[Figure record listings]

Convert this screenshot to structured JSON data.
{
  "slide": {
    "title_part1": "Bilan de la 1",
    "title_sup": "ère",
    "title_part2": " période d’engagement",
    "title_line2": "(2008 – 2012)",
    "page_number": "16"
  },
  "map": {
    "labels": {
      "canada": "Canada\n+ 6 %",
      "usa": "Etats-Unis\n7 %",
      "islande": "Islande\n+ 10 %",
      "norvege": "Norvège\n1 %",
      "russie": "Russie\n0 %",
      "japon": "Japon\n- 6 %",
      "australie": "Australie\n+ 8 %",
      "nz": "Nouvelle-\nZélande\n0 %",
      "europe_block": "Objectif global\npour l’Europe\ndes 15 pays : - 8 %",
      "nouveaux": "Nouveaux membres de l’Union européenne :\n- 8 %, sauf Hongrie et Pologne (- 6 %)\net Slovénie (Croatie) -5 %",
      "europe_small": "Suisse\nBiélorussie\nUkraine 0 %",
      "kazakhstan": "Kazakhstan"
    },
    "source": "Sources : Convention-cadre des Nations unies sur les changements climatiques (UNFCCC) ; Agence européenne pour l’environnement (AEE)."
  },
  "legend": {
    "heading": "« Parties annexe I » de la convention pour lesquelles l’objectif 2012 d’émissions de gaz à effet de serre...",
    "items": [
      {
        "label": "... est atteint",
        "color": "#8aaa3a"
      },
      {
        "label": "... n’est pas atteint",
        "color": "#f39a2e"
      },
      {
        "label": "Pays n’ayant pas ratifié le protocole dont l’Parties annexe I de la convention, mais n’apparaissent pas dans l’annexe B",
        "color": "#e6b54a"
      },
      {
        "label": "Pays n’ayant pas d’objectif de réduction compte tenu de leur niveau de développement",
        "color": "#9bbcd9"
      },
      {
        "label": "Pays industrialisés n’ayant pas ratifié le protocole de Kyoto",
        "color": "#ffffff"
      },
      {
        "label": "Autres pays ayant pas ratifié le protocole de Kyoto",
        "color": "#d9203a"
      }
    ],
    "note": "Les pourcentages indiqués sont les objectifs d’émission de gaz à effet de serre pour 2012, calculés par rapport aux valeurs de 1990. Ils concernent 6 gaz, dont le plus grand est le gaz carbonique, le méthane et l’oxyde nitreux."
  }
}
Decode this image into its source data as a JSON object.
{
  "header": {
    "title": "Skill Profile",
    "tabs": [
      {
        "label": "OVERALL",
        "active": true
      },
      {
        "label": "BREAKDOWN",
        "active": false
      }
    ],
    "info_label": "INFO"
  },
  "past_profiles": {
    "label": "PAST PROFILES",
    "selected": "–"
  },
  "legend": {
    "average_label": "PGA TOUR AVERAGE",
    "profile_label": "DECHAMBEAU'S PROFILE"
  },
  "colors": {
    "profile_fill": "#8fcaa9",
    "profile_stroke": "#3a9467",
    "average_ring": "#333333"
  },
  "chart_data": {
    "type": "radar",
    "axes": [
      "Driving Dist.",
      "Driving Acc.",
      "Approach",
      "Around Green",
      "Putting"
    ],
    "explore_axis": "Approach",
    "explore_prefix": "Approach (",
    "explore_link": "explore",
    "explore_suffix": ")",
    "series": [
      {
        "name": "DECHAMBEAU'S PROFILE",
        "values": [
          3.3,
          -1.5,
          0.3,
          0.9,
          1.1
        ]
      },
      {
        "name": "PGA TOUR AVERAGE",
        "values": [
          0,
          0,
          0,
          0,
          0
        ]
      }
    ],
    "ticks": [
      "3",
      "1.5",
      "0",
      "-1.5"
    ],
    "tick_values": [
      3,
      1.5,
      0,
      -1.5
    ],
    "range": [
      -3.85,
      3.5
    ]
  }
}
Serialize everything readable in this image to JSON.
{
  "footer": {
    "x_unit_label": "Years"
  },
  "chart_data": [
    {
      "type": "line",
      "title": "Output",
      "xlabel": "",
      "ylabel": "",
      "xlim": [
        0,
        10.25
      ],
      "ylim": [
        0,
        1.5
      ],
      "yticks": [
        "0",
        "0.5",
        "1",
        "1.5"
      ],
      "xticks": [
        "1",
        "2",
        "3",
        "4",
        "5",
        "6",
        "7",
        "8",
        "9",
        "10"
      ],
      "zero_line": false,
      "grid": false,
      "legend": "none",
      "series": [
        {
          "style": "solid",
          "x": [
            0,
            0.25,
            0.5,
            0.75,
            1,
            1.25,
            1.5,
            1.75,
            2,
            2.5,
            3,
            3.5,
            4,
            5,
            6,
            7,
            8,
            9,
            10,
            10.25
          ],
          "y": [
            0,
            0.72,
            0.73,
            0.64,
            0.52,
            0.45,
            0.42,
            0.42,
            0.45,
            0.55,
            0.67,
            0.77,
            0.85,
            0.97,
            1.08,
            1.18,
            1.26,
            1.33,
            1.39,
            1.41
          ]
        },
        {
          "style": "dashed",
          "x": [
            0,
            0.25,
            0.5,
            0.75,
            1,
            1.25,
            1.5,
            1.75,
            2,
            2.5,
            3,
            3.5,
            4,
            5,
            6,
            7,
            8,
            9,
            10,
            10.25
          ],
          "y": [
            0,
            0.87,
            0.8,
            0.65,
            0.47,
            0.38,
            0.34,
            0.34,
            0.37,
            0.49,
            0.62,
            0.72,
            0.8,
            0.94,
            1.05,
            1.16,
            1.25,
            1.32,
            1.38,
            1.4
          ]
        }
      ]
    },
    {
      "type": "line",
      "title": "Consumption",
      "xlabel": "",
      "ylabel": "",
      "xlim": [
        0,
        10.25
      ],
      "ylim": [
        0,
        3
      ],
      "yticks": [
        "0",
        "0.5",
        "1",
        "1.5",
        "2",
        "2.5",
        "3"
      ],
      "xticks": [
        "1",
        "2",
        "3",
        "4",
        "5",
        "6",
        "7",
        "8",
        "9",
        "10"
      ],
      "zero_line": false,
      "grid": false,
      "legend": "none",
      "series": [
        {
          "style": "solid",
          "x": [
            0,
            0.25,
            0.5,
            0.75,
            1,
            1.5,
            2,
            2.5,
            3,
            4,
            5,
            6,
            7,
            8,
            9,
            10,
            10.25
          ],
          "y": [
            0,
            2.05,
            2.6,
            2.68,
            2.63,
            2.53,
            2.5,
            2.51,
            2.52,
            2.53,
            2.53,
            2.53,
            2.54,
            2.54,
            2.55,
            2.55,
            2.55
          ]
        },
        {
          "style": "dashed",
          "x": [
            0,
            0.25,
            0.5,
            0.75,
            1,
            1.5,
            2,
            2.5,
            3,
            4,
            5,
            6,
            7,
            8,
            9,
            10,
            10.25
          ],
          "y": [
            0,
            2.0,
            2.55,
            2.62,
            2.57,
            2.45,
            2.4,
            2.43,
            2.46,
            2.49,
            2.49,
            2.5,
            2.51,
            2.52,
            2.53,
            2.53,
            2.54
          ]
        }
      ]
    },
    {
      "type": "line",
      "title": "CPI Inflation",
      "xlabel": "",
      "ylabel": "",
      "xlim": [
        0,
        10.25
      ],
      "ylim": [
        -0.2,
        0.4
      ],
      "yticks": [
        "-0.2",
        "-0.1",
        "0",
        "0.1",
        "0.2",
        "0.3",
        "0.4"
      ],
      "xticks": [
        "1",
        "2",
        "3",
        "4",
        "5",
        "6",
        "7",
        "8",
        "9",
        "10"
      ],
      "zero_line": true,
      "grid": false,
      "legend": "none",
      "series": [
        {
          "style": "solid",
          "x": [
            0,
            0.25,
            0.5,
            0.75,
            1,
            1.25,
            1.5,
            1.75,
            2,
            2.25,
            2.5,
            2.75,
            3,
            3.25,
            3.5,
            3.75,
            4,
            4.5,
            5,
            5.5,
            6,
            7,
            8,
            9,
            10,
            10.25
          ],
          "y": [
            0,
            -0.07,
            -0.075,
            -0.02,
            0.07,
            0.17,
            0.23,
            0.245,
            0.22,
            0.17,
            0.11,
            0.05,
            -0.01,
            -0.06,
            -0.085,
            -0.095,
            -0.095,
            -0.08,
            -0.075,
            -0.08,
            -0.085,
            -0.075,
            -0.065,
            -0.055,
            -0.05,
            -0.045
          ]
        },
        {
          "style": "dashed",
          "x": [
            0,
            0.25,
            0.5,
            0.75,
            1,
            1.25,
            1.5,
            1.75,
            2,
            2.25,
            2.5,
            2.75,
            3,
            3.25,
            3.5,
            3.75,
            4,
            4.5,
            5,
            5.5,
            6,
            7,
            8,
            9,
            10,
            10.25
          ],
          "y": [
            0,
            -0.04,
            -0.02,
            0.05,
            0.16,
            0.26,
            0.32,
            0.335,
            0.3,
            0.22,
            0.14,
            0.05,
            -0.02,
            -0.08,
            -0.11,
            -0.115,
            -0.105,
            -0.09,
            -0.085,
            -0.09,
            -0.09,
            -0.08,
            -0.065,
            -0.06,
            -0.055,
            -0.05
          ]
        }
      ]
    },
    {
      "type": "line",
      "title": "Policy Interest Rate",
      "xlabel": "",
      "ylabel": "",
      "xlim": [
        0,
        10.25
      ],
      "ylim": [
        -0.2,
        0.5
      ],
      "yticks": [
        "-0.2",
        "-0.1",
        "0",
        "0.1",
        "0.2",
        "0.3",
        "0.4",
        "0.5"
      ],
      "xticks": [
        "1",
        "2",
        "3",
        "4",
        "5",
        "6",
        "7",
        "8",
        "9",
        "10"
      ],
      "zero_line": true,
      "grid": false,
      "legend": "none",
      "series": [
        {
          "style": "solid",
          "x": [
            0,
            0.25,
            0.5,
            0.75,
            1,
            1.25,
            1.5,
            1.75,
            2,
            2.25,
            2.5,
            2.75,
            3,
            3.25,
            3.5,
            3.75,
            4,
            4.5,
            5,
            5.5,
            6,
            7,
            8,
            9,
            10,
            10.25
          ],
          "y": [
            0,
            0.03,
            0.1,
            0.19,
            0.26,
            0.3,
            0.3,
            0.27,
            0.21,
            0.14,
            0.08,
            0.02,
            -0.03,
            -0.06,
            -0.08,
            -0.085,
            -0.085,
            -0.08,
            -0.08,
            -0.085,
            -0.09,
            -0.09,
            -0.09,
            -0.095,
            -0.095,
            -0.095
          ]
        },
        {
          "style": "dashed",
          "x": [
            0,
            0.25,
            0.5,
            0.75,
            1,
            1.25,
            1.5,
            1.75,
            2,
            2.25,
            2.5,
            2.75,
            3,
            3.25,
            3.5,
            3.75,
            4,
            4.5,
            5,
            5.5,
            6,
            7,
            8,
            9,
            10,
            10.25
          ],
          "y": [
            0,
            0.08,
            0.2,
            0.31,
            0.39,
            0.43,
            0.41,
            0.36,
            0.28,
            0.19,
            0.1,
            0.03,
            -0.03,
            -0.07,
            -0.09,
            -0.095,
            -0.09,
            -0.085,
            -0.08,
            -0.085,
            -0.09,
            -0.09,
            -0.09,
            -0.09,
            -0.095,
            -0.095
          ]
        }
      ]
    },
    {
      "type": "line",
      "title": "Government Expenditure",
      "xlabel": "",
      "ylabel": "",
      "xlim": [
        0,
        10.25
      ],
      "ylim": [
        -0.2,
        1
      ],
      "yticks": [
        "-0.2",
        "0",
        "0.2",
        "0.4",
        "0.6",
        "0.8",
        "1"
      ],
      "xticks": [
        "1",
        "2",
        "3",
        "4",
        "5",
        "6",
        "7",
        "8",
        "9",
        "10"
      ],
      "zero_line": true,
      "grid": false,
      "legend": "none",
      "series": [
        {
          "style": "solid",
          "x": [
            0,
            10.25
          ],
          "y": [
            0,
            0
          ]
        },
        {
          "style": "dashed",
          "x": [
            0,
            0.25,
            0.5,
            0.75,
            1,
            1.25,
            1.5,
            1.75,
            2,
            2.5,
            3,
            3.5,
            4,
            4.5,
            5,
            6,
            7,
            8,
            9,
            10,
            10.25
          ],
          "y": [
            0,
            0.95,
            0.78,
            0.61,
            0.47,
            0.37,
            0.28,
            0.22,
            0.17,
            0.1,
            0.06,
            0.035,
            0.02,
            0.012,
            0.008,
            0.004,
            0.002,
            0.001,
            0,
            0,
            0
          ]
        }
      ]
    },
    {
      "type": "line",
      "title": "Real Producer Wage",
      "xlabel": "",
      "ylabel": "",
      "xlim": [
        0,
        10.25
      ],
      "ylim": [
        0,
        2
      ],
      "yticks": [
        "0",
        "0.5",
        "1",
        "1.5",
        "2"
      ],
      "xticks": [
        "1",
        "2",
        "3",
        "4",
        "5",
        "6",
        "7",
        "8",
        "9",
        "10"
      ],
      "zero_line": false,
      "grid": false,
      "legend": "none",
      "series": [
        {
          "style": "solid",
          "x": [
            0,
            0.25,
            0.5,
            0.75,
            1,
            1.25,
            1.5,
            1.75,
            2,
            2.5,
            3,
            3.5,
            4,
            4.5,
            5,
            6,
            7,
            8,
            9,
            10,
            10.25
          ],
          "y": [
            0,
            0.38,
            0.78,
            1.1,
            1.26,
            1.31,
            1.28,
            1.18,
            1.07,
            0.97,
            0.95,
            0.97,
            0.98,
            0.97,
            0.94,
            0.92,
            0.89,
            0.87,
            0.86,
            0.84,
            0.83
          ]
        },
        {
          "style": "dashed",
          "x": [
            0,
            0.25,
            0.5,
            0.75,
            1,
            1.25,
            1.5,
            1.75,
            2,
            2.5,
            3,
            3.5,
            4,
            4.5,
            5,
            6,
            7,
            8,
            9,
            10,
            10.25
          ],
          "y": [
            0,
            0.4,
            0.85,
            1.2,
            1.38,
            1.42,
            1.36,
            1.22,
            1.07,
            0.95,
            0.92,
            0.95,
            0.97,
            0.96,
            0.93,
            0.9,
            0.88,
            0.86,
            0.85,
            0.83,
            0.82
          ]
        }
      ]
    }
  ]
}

=== Task brief ===
From the data above, show each line that contains "européenne".

=== Solution to the problem ===
      "nouveaux": "Nouveaux membres de l’Union européenne :\n- 8 %, sauf Hongrie et Pologne (- 6 %)\net Slovénie (Croatie) -5 %",
    "source": "Sources : Convention-cadre des Nations unies sur les changements climatiques (UNFCCC) ; Agence européenne pour l’environnement (AEE)."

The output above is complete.